◆ Material shown ◆
** START **

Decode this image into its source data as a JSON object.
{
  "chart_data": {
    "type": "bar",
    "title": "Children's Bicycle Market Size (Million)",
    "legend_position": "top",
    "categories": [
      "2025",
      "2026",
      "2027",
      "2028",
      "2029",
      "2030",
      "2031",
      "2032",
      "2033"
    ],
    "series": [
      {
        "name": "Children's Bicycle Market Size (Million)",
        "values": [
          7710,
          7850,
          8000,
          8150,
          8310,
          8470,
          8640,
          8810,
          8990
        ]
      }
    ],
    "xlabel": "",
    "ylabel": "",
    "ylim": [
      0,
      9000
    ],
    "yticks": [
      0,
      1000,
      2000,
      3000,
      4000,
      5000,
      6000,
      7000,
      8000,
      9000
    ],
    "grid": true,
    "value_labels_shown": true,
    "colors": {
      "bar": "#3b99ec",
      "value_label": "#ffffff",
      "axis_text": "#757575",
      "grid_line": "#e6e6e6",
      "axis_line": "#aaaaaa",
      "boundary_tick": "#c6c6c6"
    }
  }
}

** END **

◆ Instructions for the task ◆
Pick out lines containing the word "Million", each one as written.

◆ Task response ◆
    "title": "Children's Bicycle Market Size (Million)",
        "name": "Children's Bicycle Market Size (Million)",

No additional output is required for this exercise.